* Begin *

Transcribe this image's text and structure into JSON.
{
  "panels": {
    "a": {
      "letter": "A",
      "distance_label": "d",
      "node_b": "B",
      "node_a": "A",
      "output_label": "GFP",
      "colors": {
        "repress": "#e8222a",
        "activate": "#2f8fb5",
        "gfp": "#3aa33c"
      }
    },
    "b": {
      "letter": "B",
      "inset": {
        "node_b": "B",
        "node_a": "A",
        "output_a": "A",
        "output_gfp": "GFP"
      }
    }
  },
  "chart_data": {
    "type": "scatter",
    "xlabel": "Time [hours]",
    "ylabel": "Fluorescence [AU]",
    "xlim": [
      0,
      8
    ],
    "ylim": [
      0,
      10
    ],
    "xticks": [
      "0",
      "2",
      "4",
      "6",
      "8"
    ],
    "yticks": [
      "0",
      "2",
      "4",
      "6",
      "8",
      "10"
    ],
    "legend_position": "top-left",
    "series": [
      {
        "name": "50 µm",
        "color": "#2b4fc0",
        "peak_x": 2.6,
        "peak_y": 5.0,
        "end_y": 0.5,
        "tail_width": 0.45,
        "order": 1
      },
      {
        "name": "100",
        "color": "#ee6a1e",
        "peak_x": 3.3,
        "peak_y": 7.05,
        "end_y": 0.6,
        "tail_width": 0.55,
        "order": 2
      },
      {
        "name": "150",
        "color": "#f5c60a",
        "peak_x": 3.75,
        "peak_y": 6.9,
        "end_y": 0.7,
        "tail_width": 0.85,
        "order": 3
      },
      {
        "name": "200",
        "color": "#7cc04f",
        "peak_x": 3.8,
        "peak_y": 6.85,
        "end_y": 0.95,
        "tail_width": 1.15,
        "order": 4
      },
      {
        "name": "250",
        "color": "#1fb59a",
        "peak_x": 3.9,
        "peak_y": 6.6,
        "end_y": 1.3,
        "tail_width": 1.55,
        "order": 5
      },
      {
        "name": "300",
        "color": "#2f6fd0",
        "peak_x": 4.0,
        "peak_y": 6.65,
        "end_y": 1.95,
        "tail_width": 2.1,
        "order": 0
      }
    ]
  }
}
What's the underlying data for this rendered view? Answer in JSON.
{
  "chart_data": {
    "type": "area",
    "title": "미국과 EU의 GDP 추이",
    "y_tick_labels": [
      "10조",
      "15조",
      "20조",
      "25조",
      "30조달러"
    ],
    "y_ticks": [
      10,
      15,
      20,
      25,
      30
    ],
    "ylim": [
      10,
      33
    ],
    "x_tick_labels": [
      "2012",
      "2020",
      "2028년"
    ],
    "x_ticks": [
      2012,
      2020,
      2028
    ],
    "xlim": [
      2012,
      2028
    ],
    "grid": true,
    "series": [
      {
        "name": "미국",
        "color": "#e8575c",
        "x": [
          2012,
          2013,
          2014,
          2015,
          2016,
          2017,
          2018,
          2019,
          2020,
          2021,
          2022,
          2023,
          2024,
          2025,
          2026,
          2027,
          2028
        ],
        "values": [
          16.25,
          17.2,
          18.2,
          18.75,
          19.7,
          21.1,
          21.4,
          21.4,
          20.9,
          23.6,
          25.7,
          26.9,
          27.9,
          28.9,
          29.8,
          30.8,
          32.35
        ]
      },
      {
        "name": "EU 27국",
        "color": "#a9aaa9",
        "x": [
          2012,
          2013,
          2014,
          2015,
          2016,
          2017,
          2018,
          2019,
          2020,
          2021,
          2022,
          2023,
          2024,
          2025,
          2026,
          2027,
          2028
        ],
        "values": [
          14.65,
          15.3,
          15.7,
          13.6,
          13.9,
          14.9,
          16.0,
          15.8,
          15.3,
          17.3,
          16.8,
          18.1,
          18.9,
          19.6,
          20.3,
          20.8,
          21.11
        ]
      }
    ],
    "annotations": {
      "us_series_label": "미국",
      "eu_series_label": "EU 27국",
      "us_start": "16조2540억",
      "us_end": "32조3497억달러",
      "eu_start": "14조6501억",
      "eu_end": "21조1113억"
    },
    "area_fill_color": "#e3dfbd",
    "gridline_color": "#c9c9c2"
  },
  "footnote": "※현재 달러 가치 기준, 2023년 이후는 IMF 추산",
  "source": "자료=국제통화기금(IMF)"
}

* End *

## SHORT EXERCISE
Pull every line containing "this" from the material above.

## THE SOLUTION
Transcribe this image's text and structure into JSON.
What's the underlying data for this rendered view? Answer in JSON.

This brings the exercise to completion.